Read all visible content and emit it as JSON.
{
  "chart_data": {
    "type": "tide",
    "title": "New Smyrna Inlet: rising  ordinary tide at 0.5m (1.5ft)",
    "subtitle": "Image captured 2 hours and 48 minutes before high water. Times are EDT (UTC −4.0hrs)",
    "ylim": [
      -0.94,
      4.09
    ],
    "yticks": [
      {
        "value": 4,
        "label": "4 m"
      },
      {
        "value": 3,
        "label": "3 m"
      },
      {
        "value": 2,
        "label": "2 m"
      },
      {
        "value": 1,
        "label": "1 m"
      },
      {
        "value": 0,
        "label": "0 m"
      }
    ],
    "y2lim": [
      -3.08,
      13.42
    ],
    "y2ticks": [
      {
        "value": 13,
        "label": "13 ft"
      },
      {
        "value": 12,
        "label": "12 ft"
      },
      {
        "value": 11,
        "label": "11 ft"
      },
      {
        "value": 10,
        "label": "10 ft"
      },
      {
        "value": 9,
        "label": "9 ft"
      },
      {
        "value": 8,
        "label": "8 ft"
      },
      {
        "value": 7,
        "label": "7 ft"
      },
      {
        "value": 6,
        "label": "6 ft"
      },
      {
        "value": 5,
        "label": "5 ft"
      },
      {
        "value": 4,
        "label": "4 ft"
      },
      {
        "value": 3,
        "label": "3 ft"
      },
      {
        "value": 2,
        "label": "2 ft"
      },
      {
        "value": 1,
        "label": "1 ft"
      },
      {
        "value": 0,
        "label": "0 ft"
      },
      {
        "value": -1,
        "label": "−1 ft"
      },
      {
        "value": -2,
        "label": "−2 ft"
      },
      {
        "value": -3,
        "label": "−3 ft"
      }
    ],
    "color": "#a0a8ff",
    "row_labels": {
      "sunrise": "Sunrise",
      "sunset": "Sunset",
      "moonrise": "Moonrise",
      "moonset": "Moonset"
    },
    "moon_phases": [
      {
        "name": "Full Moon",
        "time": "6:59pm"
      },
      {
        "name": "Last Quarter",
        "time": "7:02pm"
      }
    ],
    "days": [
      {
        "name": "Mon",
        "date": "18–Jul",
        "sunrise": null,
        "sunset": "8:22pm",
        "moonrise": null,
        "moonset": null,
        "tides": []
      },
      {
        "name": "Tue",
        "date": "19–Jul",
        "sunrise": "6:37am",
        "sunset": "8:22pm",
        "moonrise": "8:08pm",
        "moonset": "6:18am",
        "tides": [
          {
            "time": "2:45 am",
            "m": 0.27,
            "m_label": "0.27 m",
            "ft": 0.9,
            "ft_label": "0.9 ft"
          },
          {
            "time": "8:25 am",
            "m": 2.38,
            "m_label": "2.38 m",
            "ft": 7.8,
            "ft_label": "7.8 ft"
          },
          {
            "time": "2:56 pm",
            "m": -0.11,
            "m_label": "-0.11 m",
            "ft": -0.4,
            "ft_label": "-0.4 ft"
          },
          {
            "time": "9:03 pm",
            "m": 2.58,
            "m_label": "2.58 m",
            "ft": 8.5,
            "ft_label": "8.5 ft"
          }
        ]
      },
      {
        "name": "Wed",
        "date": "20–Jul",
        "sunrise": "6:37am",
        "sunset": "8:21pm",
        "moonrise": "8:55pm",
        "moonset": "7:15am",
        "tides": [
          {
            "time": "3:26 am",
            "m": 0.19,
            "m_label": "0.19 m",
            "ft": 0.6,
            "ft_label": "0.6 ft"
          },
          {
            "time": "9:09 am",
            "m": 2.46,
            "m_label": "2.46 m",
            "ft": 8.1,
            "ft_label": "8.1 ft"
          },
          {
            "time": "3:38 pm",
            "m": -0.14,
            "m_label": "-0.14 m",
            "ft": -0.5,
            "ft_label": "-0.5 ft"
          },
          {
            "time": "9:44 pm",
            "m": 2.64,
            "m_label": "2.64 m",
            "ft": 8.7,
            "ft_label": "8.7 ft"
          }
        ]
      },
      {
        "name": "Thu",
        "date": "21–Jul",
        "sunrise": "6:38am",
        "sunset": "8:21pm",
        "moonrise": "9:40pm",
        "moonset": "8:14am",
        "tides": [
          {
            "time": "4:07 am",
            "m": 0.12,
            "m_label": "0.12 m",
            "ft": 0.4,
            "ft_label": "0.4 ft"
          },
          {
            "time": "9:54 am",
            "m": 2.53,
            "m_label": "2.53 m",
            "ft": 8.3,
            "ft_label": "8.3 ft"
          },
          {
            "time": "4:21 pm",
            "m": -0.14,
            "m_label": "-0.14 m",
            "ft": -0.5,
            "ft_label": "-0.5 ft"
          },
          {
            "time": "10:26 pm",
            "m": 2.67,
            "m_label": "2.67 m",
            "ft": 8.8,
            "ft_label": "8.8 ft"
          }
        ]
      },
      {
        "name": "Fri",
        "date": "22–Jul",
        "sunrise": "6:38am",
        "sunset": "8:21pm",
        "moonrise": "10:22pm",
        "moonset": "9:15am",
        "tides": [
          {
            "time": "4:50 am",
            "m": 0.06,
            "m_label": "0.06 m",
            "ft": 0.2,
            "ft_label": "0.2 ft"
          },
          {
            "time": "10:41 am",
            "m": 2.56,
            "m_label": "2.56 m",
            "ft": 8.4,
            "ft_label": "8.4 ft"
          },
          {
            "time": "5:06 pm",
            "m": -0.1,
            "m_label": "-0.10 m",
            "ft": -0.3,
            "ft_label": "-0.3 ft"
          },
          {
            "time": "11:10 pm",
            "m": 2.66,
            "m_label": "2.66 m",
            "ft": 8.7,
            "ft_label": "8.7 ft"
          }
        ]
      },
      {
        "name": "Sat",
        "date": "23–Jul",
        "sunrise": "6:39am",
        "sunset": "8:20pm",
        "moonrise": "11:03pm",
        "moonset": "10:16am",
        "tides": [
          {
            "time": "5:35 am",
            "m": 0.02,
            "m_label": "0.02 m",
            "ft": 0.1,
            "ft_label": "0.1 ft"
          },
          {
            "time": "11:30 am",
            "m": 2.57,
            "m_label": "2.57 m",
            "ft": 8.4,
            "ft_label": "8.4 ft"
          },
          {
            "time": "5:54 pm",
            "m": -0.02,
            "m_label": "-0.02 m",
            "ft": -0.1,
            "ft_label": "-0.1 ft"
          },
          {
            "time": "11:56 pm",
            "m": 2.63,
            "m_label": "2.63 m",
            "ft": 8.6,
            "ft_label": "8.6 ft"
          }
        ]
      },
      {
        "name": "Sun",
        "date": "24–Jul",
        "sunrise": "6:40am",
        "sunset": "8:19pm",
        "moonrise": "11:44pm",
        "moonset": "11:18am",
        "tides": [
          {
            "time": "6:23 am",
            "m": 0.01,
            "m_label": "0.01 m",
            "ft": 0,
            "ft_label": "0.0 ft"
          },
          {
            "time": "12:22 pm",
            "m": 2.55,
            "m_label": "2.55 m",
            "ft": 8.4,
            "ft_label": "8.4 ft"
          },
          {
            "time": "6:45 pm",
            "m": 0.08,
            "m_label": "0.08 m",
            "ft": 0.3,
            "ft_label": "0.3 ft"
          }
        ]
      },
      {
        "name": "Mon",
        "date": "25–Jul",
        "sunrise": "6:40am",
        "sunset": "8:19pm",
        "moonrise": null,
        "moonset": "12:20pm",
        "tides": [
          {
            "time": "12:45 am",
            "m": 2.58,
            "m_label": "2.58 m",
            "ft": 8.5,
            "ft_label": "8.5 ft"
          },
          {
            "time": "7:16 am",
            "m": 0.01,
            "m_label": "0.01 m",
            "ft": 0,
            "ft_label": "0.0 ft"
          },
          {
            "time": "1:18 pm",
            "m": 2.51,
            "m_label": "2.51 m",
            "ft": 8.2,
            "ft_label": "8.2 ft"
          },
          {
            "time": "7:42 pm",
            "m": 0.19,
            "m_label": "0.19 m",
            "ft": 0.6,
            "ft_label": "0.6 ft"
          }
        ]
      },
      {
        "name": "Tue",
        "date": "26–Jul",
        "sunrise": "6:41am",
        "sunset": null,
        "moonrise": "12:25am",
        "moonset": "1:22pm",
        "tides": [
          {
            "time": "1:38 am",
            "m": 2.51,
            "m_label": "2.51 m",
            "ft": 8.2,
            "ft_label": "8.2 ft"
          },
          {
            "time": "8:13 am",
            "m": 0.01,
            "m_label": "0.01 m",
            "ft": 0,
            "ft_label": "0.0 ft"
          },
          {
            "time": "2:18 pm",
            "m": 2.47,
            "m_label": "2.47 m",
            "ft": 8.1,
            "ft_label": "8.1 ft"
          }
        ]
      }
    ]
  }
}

§ **Stated exercise**: Note each line of the entries that has "name" in it, and copy those lines.

§ **Result of this task**:
        "name": "Full Moon",
        "name": "Last Quarter",
        "name": "Mon",
        "name": "Tue",
        "name": "Wed",
        "name": "Thu",
        "name": "Fri",
        "name": "Sat",
        "name": "Sun",
        "name": "Mon",
        "name": "Tue",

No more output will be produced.